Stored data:

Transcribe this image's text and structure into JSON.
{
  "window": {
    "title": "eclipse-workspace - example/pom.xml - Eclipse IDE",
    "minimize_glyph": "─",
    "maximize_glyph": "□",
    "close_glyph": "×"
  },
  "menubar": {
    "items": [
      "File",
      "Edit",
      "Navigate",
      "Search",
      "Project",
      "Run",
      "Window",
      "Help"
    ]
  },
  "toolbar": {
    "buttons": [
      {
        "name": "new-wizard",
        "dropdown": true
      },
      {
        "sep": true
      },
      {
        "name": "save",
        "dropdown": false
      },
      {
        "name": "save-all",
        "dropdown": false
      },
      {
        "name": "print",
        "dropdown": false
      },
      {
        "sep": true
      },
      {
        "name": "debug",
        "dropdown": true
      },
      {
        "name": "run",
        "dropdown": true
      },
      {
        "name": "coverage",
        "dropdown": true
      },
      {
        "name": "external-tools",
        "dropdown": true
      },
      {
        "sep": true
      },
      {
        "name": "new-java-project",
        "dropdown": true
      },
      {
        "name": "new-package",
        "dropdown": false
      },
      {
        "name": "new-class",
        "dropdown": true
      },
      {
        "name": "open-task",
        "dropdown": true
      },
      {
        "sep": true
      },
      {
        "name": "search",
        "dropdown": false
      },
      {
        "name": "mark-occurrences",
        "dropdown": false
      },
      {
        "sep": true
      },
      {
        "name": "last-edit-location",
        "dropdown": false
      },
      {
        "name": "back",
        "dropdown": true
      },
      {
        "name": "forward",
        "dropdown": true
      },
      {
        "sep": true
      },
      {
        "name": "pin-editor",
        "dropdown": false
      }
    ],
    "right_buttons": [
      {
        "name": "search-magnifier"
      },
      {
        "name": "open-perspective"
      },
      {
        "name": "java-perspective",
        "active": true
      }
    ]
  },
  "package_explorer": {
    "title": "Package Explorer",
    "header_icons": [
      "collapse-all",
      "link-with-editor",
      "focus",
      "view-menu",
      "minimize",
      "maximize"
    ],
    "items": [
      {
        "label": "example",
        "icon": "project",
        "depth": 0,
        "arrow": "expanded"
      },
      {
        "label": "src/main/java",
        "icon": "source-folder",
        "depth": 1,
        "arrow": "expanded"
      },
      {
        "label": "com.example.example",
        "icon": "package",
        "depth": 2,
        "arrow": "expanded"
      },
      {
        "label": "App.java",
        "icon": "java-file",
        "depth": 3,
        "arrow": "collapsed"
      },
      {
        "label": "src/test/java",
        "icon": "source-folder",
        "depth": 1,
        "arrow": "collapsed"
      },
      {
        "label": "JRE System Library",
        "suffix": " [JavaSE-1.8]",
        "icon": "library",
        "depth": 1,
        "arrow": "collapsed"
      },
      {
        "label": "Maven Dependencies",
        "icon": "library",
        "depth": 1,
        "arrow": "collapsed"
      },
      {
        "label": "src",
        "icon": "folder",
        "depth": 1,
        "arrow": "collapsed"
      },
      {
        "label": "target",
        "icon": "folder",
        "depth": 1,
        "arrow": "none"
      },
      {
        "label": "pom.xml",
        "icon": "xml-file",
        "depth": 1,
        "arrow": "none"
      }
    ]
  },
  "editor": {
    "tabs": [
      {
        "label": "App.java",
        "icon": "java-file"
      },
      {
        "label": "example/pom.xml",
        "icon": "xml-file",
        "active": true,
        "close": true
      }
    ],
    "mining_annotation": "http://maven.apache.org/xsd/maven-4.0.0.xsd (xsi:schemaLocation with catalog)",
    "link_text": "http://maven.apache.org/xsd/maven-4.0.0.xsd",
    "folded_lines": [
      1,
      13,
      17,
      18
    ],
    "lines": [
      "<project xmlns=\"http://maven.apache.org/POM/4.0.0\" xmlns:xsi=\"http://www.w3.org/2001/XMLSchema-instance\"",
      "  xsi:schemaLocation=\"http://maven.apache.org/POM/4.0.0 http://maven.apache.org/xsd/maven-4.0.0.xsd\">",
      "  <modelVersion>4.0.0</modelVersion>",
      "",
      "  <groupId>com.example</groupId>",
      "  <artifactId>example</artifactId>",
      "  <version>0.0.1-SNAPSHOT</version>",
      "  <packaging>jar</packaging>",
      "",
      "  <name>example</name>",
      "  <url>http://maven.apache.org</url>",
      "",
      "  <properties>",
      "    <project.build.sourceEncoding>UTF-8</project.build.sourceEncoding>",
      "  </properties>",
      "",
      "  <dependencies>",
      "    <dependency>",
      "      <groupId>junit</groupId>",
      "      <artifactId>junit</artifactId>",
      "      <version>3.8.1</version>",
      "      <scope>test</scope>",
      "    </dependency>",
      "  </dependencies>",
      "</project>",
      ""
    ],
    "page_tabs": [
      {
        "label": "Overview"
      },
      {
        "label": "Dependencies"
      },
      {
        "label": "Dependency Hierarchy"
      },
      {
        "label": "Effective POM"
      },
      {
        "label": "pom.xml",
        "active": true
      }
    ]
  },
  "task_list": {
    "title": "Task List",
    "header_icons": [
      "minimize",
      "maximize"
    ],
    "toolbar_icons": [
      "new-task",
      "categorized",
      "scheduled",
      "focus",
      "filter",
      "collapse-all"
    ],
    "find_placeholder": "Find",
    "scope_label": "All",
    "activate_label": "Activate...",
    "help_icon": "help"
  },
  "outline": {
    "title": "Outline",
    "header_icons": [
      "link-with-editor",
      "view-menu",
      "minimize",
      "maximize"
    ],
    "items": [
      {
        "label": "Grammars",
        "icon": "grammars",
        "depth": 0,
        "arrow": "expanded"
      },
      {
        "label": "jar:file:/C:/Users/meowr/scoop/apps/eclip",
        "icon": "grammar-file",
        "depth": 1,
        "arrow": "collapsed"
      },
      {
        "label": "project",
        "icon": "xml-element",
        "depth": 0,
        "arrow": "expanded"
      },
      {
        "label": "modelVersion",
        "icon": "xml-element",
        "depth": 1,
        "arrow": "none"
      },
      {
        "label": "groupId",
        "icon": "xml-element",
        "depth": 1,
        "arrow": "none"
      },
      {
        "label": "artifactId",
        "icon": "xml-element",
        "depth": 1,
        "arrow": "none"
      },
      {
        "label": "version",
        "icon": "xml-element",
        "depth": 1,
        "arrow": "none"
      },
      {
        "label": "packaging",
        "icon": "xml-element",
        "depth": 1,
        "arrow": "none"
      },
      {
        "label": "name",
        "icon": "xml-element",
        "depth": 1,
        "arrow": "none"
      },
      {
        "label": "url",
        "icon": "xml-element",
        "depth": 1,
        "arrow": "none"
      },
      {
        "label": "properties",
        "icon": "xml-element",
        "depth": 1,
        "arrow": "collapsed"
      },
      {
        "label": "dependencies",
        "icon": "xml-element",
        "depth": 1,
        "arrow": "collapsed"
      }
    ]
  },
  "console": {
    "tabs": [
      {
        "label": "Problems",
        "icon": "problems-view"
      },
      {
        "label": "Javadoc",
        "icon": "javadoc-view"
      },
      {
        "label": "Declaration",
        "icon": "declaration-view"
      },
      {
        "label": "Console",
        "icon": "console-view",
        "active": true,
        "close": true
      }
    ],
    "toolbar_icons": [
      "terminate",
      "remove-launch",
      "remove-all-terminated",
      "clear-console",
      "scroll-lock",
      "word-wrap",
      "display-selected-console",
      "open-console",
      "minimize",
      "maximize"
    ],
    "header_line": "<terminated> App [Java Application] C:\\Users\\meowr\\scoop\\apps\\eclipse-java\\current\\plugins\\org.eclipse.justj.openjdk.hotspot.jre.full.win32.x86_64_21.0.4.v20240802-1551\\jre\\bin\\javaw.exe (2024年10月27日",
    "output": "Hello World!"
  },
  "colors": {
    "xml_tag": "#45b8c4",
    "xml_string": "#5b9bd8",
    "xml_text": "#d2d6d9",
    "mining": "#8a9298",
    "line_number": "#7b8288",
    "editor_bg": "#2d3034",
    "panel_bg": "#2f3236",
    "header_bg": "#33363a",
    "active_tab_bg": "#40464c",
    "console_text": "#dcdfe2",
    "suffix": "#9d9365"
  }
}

### OBJECTIVE
Extract all lines from the material above that include the word "http".

### RESULT
    "mining_annotation": "http://maven.apache.org/xsd/maven-4.0.0.xsd (xsi:schemaLocation with catalog)",
    "link_text": "http://maven.apache.org/xsd/maven-4.0.0.xsd",
      "<project xmlns=\"http://maven.apache.org/POM/4.0.0\" xmlns:xsi=\"http://www.w3.org/2001/XMLSchema-instance\"",
      "  xsi:schemaLocation=\"http://maven.apache.org/POM/4.0.0 http://maven.apache.org/xsd/maven-4.0.0.xsd\">",
      "  <url>http://maven.apache.org</url>",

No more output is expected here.